#### [SHORT PROBLEM]
Return the data exactly, with all pictures removed.

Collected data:
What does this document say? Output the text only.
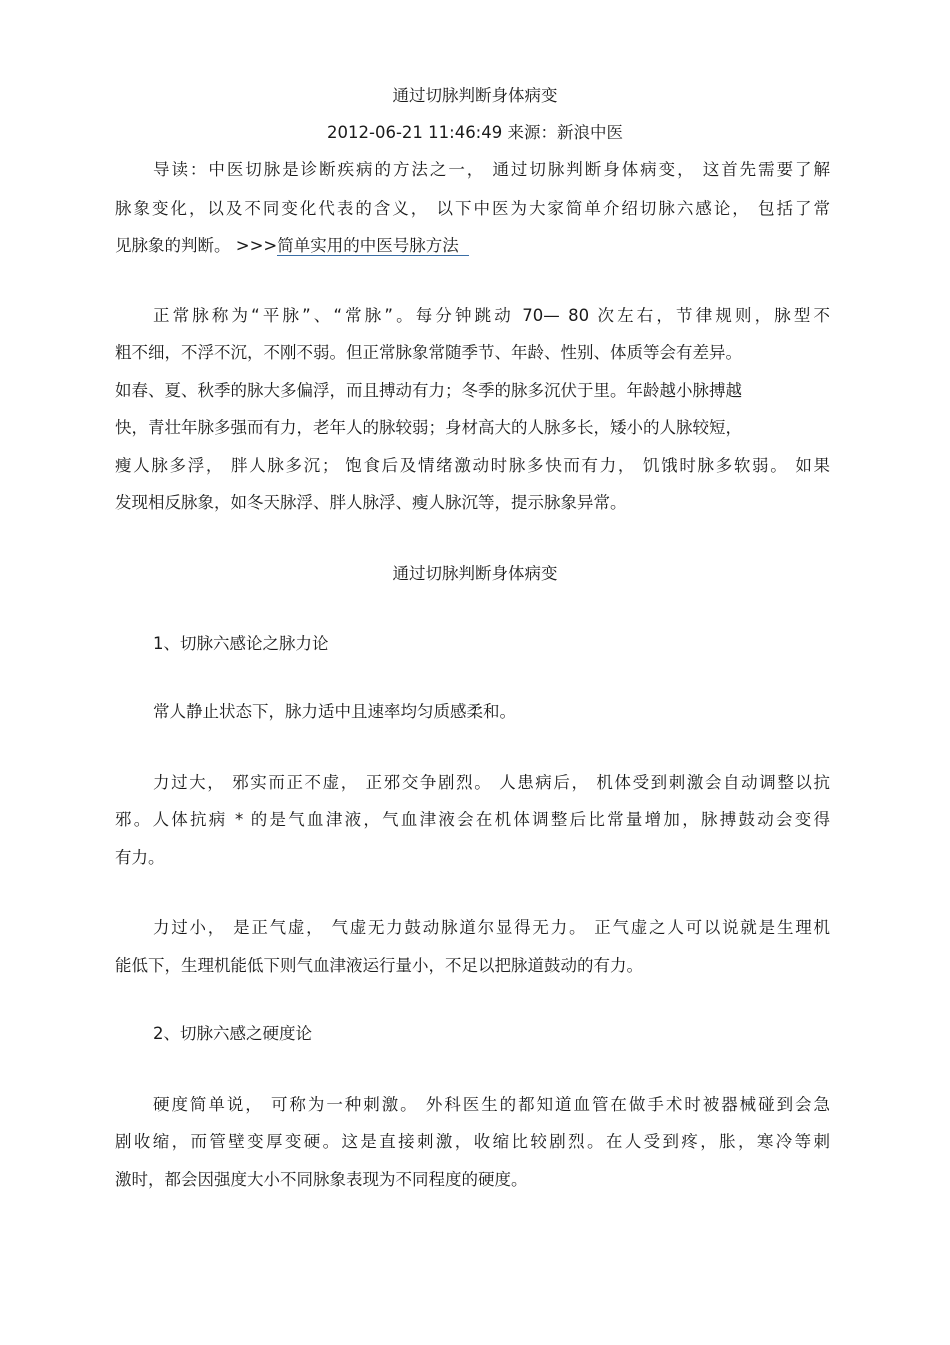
通过切脉判断身体病变
2012-06-21 11:46:49 来源：新浪中医
导读：中医切脉是诊断疾病的方法之一， 通过切脉判断身体病变， 这首先需要了解
脉象变化，以及不同变化代表的含义， 以下中医为大家简单介绍切脉六感论， 包括了常
见脉象的判断。 >>>简单实用的中医号脉方法
正常脉称为“平脉”、“常脉”。每分钟跳动 70— 80 次左右，节律规则，脉型不
粗不细，不浮不沉，不刚不弱。但正常脉象常随季节、年龄、性别、体质等会有差异。
如春、夏、秋季的脉大多偏浮，而且搏动有力；冬季的脉多沉伏于里。年龄越小脉搏越
快，青壮年脉多强而有力，老年人的脉较弱；身材高大的人脉多长，矮小的人脉较短，
瘦人脉多浮， 胖人脉多沉； 饱食后及情绪激动时脉多快而有力， 饥饿时脉多软弱。 如果
发现相反脉象，如冬天脉浮、胖人脉浮、瘦人脉沉等，提示脉象异常。
通过切脉判断身体病变
1、切脉六感论之脉力论
常人静止状态下，脉力适中且速率均匀质感柔和。
力过大， 邪实而正不虚， 正邪交争剧烈。 人患病后， 机体受到刺激会自动调整以抗
邪。人体抗病 * 的是气血津液，气血津液会在机体调整后比常量增加，脉搏鼓动会变得
有力。
力过小， 是正气虚， 气虚无力鼓动脉道尔显得无力。 正气虚之人可以说就是生理机
能低下，生理机能低下则气血津液运行量小，不足以把脉道鼓动的有力。
2、切脉六感之硬度论
硬度简单说， 可称为一种刺激。 外科医生的都知道血管在做手术时被器械碰到会急
剧收缩，而管壁变厚变硬。这是直接刺激，收缩比较剧烈。在人受到疼，胀，寒冷等刺
激时，都会因强度大小不同脉象表现为不同程度的硬度。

#### [IN RESPONSE]
What does this document say? Output the text only.
通过切脉判断身体病变
2012-06-21 11:46:49 来源：新浪中医
导读：中医切脉是诊断疾病的方法之一， 通过切脉判断身体病变， 这首先需要了解
脉象变化，以及不同变化代表的含义， 以下中医为大家简单介绍切脉六感论， 包括了常
见脉象的判断。 >>>简单实用的中医号脉方法
正常脉称为“平脉”、“常脉”。每分钟跳动 70— 80 次左右，节律规则，脉型不
粗不细，不浮不沉，不刚不弱。但正常脉象常随季节、年龄、性别、体质等会有差异。
如春、夏、秋季的脉大多偏浮，而且搏动有力；冬季的脉多沉伏于里。年龄越小脉搏越
快，青壮年脉多强而有力，老年人的脉较弱；身材高大的人脉多长，矮小的人脉较短，
瘦人脉多浮， 胖人脉多沉； 饱食后及情绪激动时脉多快而有力， 饥饿时脉多软弱。 如果
发现相反脉象，如冬天脉浮、胖人脉浮、瘦人脉沉等，提示脉象异常。
通过切脉判断身体病变
1、切脉六感论之脉力论
常人静止状态下，脉力适中且速率均匀质感柔和。
力过大， 邪实而正不虚， 正邪交争剧烈。 人患病后， 机体受到刺激会自动调整以抗
邪。人体抗病 * 的是气血津液，气血津液会在机体调整后比常量增加，脉搏鼓动会变得
有力。
力过小， 是正气虚， 气虚无力鼓动脉道尔显得无力。 正气虚之人可以说就是生理机
能低下，生理机能低下则气血津液运行量小，不足以把脉道鼓动的有力。
2、切脉六感之硬度论
硬度简单说， 可称为一种刺激。 外科医生的都知道血管在做手术时被器械碰到会急
剧收缩，而管壁变厚变硬。这是直接刺激，收缩比较剧烈。在人受到疼，胀，寒冷等刺
激时，都会因强度大小不同脉象表现为不同程度的硬度。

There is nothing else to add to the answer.